• [DIRECTIVE] Look over the entries that follow and work out how many lines contain "masterresearch". State the number only.

Extracted records:
_____

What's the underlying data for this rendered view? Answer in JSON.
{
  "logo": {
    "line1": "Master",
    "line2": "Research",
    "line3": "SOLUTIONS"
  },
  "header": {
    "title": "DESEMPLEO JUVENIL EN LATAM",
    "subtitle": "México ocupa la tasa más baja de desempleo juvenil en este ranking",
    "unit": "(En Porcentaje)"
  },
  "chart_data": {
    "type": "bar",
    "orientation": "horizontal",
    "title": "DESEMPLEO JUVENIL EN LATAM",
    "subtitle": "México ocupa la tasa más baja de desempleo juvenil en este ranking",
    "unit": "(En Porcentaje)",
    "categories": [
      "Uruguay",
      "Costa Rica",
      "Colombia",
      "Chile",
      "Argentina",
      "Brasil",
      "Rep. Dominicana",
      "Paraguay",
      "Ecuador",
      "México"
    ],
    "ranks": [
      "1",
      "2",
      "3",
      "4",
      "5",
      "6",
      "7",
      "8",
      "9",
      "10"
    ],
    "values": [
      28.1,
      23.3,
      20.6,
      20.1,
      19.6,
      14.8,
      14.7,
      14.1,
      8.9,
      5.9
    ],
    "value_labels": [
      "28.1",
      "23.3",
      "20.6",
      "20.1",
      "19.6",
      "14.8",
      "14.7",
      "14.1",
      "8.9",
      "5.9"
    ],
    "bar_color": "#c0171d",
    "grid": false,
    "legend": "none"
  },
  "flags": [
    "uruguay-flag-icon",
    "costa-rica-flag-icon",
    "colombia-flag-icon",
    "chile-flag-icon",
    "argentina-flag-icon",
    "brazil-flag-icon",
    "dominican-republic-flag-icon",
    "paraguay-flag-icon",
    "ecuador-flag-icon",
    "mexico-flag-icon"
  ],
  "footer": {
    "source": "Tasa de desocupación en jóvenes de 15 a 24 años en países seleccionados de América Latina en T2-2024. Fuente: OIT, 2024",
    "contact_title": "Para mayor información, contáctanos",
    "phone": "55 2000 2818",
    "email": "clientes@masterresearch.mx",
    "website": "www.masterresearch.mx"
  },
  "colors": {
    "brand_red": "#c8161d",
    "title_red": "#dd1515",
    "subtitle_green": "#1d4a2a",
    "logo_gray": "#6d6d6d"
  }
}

_____

• [EXERCISE SOLUTION] 2